# WRITTEN PROBLEM
Look through the listing below and work out how many of its lines hold the word "page". Give only the number.

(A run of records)
>>>>

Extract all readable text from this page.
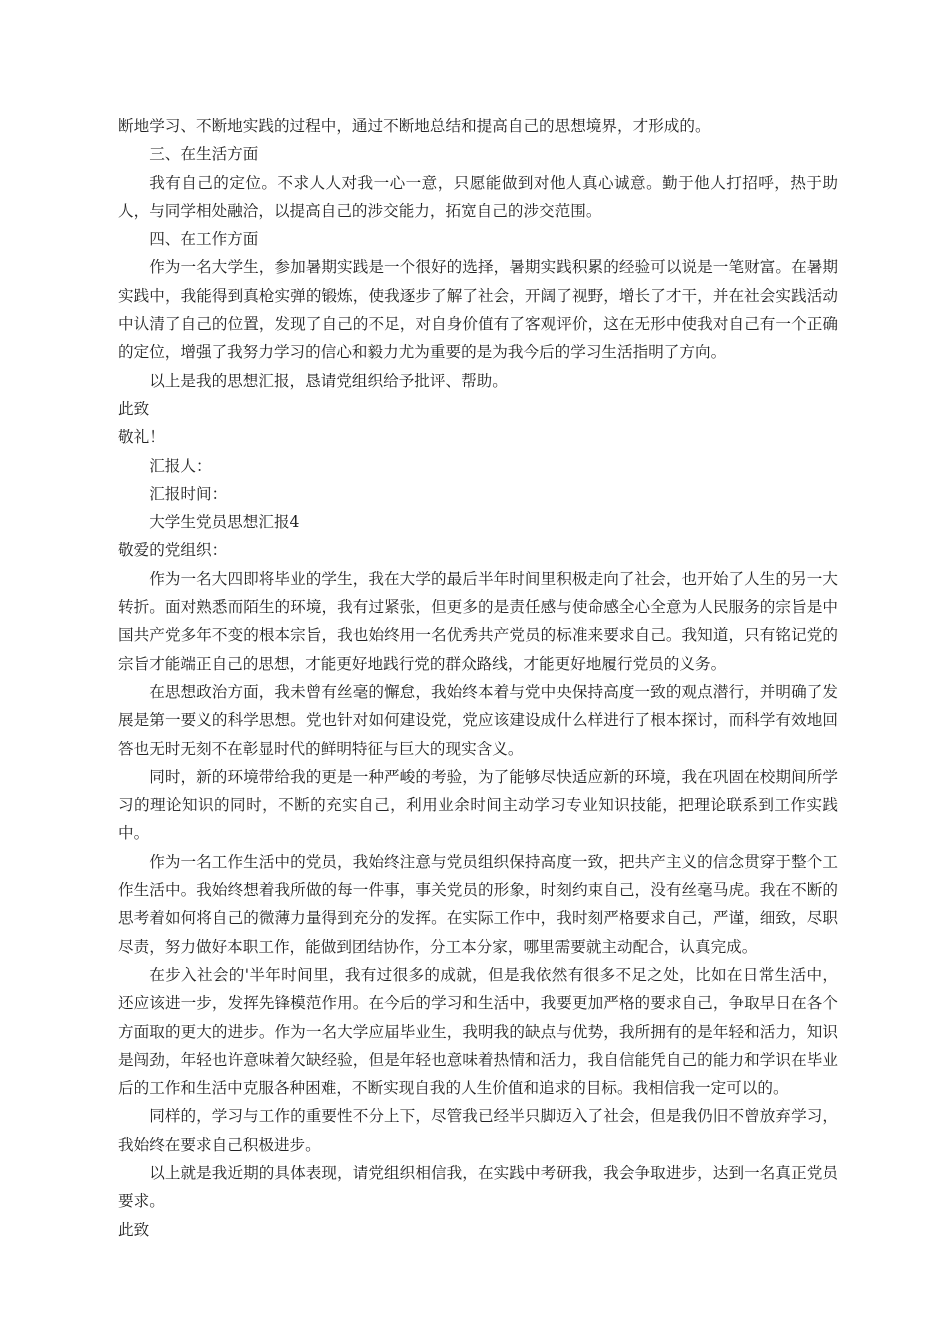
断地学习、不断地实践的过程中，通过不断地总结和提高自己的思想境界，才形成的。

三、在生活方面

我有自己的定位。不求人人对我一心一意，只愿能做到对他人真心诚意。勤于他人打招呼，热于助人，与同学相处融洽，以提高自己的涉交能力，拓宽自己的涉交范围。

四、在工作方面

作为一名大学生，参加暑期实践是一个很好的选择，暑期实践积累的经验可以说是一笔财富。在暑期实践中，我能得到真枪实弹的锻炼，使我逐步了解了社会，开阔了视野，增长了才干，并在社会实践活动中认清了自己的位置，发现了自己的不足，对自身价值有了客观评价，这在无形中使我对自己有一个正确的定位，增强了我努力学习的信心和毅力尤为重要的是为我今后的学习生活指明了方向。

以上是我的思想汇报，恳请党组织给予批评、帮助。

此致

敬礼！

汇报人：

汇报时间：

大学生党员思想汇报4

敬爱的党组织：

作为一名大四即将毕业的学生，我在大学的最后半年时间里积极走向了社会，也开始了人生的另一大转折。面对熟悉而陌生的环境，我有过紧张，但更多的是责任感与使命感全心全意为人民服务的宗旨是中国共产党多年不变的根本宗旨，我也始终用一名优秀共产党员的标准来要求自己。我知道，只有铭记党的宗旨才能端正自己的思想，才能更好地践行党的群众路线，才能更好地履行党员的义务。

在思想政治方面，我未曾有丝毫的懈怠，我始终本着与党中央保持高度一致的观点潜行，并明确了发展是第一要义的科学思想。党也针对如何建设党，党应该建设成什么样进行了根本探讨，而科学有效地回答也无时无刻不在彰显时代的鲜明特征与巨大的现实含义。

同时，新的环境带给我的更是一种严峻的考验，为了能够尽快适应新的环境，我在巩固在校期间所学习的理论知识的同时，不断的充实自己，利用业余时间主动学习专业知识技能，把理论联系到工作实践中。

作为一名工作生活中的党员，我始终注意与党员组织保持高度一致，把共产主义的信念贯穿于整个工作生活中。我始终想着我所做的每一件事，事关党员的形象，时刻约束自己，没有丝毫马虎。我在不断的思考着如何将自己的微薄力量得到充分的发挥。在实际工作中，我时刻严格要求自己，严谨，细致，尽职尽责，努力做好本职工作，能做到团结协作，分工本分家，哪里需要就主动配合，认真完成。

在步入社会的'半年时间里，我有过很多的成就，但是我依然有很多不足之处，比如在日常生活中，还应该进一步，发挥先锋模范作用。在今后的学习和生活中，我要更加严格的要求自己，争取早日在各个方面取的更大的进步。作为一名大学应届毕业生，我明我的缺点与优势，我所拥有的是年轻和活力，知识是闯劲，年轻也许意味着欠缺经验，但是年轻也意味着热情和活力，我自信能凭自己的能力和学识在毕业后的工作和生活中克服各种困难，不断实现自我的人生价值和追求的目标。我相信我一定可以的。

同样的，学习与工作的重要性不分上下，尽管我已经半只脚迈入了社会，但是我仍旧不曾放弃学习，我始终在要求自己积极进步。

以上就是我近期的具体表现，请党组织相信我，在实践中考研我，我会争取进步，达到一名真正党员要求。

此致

<<<<
>>>>

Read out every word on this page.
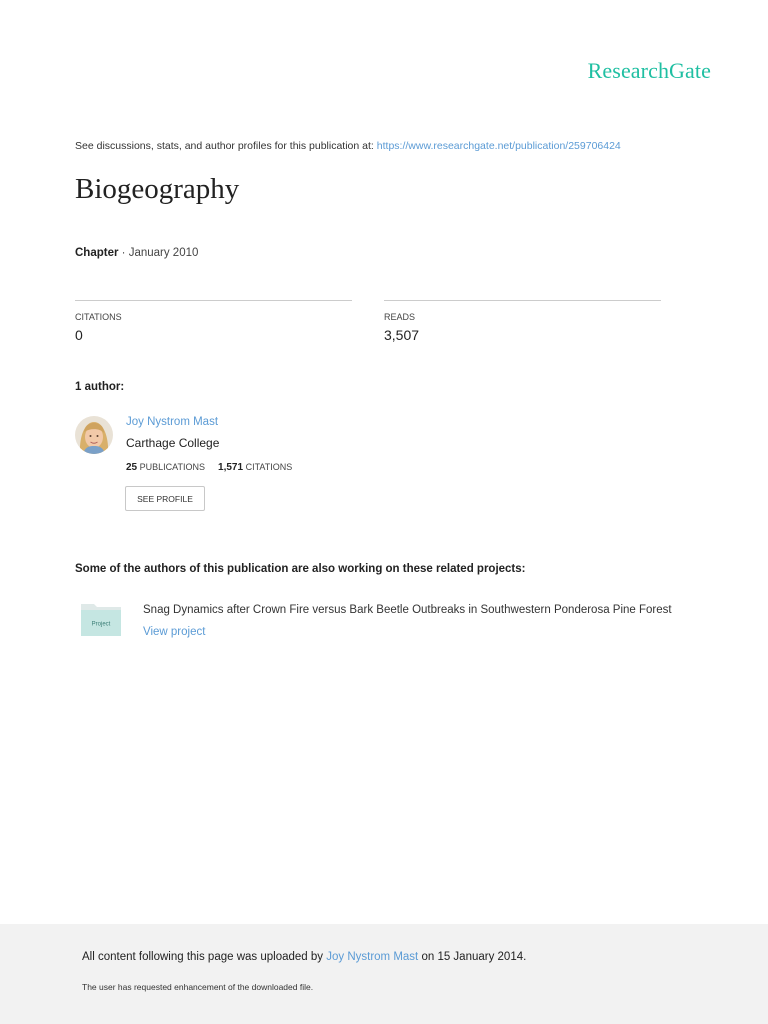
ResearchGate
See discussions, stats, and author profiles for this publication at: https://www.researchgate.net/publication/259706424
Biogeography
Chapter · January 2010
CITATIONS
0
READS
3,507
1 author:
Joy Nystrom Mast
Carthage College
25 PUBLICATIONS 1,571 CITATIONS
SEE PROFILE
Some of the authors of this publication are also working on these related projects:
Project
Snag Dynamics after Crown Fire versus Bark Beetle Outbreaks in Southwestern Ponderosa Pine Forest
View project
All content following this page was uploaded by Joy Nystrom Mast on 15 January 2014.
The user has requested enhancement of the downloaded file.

<<<<

# SOLUTION TO THE EXERCISE
3